GIVEN RECORDS:
++++++++++
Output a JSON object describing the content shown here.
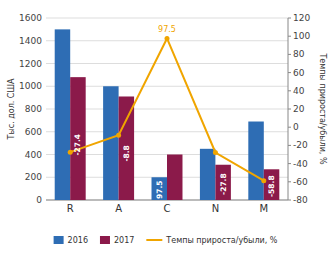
{
  "chart_data": {
    "type": "bar",
    "categories": [
      "R",
      "A",
      "C",
      "N",
      "M"
    ],
    "series": [
      {
        "name": "2016",
        "color": "#2e6db4",
        "values": [
          1500,
          1000,
          200,
          450,
          690
        ]
      },
      {
        "name": "2017",
        "color": "#8b1a4a",
        "values": [
          1080,
          910,
          400,
          310,
          270
        ]
      },
      {
        "name": "Темпы прироста/убыли, %",
        "color": "#f0a500",
        "type": "line",
        "axis": "y2",
        "marker": "circle",
        "values": [
          -27.4,
          -8.8,
          97.5,
          -27.8,
          -58.8
        ],
        "data_labels": true,
        "value_labels": [
          "-27.4",
          "-8.8",
          "97.5",
          "-27.8",
          "-58.8"
        ]
      }
    ],
    "ylabel": "Тыс. дол. США",
    "y2label": "Темпы прироста/убыли, %",
    "ylim": [
      0,
      1600
    ],
    "yticks": [
      0,
      200,
      400,
      600,
      800,
      1000,
      1200,
      1400,
      1600
    ],
    "y2lim": [
      -80,
      120
    ],
    "y2ticks": [
      -80,
      -60,
      -40,
      -20,
      0,
      20,
      40,
      60,
      80,
      100,
      120
    ],
    "grid": true,
    "annotations": [
      {
        "text": "97.5",
        "x": "C",
        "y": 97.5,
        "axis": "y2"
      }
    ]
  }
}
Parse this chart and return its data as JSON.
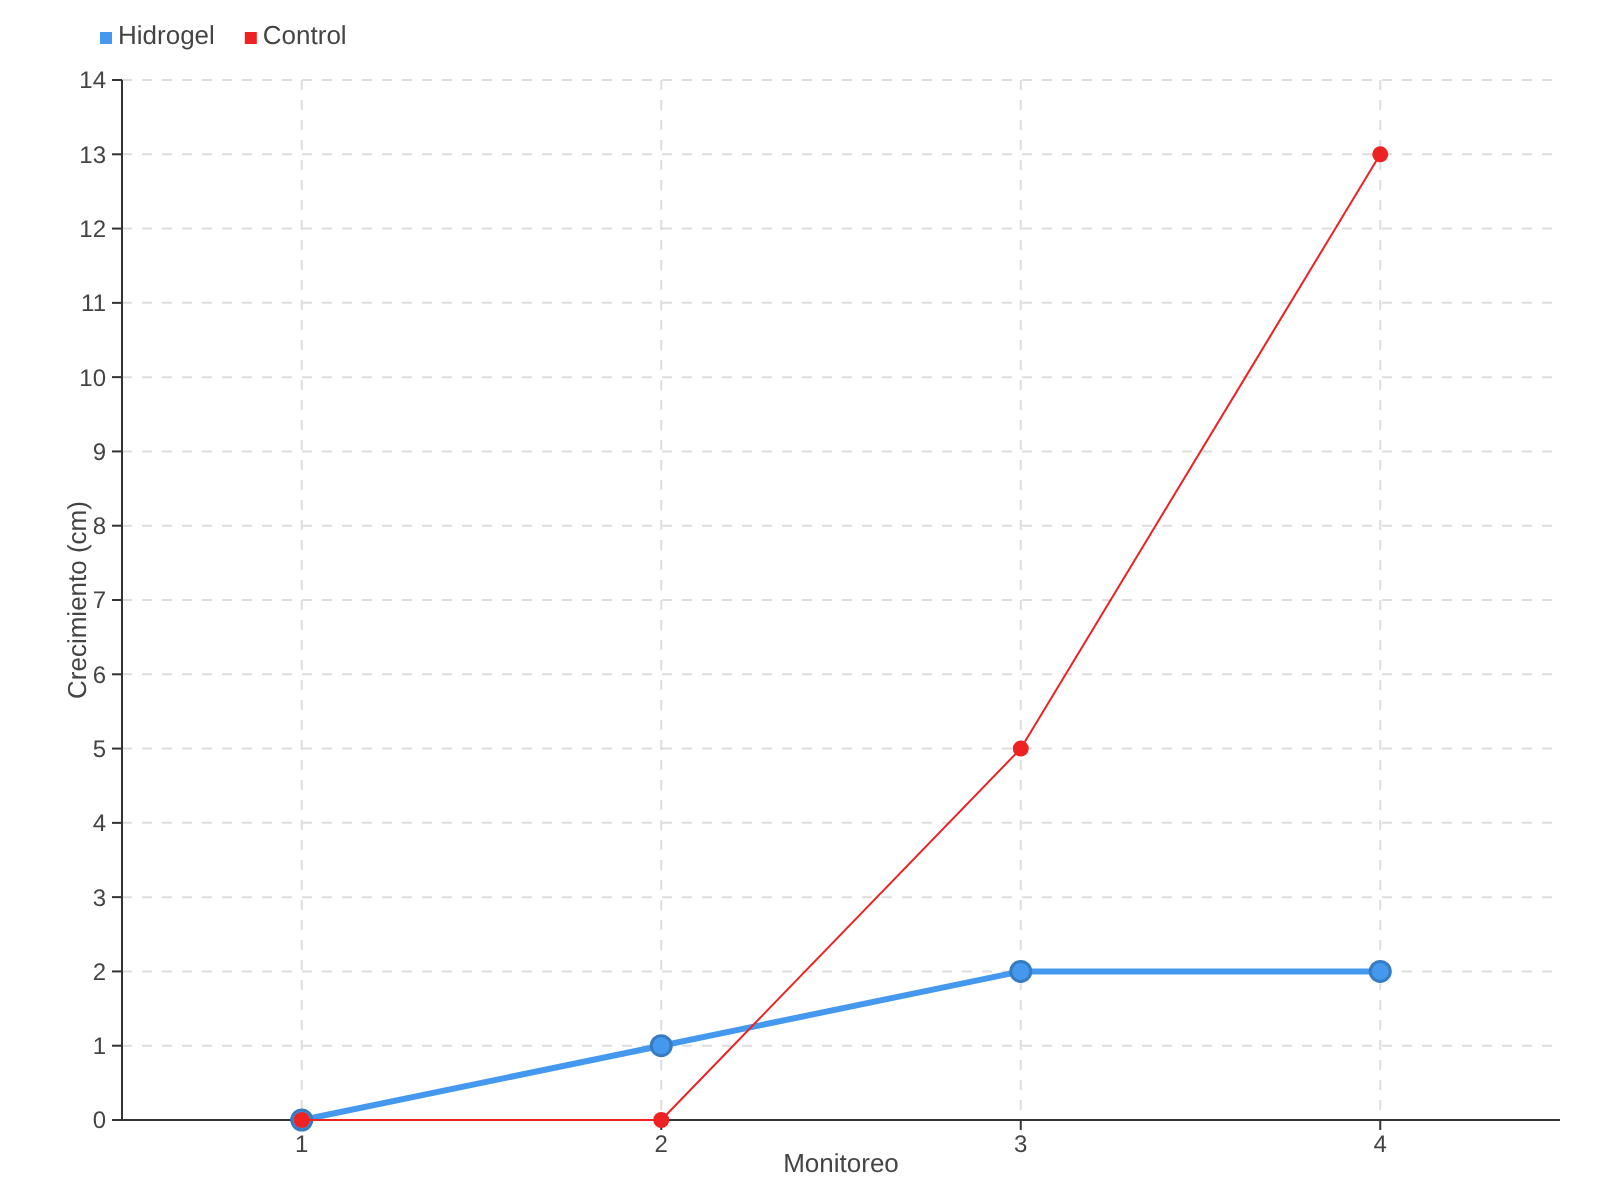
{
  "chart_data": {
    "type": "line",
    "xlabel": "Monitoreo",
    "ylabel": "Crecimiento (cm)",
    "categories": [
      "1",
      "2",
      "3",
      "4"
    ],
    "ylim": [
      0,
      14
    ],
    "yticks": [
      0,
      1,
      2,
      3,
      4,
      5,
      6,
      7,
      8,
      9,
      10,
      11,
      12,
      13,
      14
    ],
    "grid": true,
    "legend": "top left",
    "marker": "circle",
    "series": [
      {
        "name": "Hidrogel",
        "color": "#4499ee",
        "values": [
          0,
          1,
          2,
          2
        ]
      },
      {
        "name": "Control",
        "color": "#ee2222",
        "values": [
          0,
          0,
          5,
          13
        ]
      }
    ]
  }
}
++++++++++
SET EXERCISE: Write out every line of the listing that holds the word "ylabel".

WRITTEN RESPONSE:
    "ylabel": "Тыс. дол. США",
    "ylabel": "Crecimiento (cm)",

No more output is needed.